DATASET CONTENT:
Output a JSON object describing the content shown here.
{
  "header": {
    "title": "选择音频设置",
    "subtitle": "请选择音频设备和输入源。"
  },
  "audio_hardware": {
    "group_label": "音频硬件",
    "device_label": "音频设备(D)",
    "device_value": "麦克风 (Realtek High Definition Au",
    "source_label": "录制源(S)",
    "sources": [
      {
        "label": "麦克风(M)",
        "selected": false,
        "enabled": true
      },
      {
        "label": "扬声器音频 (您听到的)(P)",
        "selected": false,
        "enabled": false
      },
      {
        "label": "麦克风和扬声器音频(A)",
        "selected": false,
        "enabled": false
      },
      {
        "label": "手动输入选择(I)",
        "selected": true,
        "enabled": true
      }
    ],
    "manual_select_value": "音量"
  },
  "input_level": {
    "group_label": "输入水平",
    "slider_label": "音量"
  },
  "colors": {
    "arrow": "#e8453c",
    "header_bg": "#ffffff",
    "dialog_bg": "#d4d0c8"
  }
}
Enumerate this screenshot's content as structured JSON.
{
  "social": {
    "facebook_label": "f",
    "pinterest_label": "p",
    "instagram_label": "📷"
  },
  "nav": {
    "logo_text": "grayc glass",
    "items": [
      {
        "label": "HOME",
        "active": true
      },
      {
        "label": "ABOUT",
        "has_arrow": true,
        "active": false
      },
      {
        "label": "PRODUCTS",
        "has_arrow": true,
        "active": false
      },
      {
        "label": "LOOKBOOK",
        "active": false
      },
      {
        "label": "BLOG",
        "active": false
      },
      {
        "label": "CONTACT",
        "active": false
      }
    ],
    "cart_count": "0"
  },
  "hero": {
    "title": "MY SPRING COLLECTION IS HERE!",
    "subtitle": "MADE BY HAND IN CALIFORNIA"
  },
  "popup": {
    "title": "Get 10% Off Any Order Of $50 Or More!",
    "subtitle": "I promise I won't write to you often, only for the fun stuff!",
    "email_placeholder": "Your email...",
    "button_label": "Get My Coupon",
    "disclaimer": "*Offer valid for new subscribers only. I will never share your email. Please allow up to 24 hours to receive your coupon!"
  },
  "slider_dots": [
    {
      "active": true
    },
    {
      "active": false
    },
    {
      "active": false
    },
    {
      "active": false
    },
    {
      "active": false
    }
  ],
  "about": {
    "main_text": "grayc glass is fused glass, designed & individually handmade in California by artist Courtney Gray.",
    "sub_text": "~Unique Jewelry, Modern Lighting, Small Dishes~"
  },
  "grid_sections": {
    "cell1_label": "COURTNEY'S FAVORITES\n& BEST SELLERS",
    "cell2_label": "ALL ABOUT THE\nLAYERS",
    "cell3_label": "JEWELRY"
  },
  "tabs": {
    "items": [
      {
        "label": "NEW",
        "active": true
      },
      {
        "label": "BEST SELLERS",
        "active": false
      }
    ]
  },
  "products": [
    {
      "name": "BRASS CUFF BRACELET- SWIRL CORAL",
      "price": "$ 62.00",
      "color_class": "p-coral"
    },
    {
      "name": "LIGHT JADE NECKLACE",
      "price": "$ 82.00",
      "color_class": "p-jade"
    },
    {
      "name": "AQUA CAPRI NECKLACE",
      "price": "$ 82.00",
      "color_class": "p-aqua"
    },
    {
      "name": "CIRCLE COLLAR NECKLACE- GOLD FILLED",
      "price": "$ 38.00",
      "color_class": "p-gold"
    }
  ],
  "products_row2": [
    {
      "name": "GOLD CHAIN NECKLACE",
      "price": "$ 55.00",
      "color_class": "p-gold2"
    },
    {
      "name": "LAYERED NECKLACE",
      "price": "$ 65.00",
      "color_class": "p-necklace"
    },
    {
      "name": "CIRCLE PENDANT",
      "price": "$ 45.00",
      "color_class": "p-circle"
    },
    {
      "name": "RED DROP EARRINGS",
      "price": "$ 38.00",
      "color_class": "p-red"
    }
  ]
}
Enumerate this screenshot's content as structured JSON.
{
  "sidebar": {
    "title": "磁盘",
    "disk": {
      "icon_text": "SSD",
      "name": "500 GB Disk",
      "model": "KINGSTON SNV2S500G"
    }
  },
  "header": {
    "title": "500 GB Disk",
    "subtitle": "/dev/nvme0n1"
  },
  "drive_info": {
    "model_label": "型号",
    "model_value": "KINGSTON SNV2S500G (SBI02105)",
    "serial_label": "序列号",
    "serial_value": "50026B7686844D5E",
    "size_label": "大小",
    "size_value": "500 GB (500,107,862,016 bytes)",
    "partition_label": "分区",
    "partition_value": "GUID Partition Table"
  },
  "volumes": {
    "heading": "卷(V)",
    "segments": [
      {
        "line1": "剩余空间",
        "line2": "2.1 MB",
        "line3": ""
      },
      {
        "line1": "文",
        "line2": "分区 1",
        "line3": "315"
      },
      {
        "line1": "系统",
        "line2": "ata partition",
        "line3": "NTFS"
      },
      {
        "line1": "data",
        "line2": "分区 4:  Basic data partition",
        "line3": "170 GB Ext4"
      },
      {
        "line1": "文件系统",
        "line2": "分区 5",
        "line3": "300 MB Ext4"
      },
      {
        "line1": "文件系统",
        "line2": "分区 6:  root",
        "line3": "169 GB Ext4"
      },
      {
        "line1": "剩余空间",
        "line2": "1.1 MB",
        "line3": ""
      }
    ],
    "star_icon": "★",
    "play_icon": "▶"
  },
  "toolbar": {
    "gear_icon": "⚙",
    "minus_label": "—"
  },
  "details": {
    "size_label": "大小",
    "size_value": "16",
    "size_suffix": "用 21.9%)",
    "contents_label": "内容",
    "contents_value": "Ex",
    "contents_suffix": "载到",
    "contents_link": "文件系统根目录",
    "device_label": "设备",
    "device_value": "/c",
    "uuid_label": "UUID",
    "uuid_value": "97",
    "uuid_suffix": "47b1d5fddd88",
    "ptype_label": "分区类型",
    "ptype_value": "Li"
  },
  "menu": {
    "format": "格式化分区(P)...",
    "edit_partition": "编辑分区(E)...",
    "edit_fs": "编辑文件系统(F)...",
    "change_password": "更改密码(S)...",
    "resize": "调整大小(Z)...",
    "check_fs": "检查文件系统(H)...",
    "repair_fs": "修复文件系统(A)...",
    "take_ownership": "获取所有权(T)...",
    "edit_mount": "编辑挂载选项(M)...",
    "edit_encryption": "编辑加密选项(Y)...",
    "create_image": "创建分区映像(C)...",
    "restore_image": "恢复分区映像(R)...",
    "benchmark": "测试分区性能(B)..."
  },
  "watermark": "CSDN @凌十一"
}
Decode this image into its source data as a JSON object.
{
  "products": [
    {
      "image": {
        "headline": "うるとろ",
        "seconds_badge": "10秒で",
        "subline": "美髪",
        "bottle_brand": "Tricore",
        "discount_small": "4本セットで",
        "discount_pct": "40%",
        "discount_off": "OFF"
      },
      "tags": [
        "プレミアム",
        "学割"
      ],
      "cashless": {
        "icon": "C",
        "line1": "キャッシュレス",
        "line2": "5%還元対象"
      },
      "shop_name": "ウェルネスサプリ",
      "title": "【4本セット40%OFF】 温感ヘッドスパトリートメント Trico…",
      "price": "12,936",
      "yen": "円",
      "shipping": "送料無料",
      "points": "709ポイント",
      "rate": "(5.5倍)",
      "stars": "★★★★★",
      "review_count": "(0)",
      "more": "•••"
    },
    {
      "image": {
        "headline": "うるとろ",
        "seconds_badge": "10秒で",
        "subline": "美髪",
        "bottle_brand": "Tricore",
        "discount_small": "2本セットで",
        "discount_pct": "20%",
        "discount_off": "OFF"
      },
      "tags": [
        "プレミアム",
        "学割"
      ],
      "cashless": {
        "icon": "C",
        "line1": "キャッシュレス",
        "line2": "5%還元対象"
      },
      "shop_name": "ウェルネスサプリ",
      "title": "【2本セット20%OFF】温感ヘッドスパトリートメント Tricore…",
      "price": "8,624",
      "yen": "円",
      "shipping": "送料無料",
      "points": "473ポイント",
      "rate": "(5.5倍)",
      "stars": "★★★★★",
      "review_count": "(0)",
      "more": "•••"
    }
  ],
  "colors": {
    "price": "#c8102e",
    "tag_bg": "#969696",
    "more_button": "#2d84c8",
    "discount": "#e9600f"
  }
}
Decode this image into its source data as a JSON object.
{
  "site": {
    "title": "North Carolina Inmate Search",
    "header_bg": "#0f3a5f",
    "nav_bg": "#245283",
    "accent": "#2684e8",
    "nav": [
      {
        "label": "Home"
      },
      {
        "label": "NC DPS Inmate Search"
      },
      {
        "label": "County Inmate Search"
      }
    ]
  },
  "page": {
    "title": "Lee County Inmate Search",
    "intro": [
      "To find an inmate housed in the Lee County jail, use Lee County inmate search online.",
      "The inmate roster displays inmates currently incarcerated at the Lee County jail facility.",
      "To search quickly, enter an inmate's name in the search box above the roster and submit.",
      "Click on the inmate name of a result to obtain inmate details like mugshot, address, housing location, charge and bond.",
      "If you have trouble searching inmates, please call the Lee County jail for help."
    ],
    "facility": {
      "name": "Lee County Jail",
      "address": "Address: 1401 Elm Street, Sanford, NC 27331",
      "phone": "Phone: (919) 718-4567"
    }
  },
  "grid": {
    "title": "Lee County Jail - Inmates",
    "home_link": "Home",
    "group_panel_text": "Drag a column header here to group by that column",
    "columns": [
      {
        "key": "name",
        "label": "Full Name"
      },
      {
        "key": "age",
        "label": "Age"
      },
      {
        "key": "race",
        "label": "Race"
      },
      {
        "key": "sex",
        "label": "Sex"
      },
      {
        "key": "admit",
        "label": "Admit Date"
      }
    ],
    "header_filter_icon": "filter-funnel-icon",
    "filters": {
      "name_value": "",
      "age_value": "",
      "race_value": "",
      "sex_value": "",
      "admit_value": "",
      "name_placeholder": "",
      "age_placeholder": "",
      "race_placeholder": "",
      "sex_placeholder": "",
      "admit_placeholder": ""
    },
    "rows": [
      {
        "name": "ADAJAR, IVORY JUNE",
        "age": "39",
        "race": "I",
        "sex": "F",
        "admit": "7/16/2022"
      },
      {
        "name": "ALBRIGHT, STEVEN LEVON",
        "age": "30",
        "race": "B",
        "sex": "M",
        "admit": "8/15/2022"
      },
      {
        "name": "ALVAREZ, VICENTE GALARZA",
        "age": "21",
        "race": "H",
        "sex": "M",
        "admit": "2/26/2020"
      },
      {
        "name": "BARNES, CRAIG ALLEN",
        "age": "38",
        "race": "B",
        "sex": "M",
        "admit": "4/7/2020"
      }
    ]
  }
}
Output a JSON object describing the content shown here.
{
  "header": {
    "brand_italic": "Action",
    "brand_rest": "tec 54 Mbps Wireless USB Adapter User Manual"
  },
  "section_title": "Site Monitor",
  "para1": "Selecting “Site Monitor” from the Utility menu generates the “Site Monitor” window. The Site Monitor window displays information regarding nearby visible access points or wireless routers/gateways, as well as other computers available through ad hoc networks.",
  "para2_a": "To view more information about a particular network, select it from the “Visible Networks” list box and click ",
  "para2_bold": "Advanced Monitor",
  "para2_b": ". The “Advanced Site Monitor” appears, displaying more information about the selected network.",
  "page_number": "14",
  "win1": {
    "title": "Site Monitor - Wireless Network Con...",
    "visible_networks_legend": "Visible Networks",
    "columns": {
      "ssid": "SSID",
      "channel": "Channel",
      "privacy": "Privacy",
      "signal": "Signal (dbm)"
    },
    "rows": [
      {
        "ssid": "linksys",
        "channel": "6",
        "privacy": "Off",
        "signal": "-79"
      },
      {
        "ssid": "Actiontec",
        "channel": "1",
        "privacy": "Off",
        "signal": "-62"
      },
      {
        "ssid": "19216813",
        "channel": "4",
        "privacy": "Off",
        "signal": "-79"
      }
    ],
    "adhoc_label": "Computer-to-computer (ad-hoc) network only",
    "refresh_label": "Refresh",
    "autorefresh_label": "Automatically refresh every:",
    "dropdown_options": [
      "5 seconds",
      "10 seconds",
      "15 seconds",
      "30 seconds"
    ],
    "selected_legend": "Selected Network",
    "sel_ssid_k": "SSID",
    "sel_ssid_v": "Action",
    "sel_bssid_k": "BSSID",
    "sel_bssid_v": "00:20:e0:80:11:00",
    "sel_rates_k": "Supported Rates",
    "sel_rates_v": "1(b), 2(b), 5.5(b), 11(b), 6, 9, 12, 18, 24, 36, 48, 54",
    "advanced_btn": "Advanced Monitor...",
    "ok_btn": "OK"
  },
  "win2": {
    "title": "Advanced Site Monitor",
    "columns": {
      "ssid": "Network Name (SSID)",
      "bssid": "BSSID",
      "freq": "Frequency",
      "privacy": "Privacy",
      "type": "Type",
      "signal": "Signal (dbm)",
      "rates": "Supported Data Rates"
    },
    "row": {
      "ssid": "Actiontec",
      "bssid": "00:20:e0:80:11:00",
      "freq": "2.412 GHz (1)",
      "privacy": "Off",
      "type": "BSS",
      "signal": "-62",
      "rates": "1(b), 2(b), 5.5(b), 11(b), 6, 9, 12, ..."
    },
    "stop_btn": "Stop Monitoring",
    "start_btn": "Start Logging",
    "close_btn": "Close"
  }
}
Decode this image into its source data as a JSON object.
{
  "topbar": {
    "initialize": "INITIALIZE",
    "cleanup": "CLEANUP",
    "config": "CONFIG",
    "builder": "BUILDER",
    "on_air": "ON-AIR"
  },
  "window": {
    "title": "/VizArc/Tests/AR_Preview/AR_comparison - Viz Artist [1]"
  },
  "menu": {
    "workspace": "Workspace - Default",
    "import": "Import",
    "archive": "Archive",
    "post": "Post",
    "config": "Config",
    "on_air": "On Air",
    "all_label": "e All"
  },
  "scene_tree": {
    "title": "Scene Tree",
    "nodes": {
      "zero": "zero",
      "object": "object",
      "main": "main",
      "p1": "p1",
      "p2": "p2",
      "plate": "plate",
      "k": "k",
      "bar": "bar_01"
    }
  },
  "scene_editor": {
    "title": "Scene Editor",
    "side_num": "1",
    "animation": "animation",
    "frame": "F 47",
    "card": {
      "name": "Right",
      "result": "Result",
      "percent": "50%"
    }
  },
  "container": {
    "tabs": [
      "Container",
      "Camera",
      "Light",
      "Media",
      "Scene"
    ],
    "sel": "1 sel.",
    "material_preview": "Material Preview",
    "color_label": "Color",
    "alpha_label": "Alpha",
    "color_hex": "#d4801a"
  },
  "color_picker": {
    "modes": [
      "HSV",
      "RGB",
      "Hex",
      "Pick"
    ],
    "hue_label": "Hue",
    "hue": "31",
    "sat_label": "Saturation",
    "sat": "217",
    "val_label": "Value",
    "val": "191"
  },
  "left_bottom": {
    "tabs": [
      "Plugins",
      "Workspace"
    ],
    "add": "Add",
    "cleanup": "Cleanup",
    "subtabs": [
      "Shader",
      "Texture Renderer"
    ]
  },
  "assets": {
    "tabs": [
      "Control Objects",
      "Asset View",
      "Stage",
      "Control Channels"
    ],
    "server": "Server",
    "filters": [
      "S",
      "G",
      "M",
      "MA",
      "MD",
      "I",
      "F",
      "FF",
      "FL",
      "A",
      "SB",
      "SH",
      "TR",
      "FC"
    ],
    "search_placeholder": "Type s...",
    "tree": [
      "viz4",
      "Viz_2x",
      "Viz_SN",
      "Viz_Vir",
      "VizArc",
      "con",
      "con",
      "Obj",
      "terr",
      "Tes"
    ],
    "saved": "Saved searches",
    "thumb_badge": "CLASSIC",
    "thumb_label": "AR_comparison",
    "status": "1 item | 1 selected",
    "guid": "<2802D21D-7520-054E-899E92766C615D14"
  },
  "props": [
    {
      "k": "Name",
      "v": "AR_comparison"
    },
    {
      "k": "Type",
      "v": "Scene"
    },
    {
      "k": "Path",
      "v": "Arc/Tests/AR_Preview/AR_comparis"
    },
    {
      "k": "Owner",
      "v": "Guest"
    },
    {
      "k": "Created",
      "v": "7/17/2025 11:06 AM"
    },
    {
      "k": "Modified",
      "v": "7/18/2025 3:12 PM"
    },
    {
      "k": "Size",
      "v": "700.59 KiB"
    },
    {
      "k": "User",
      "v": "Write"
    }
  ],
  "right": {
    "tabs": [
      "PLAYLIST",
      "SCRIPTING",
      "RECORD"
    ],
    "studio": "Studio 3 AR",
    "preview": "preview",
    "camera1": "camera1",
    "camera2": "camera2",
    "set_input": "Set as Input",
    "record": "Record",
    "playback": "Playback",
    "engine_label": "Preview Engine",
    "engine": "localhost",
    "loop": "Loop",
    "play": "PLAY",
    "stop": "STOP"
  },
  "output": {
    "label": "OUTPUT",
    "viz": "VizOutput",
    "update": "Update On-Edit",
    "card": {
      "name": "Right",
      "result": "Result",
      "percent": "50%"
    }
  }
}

TASK BRIEF: Extract from the material all lines containing the string "User".

RESPONSE FOR THIS EXERCISE:
    "brand_rest": "tec 54 Mbps Wireless USB Adapter User Manual"
      "k": "User",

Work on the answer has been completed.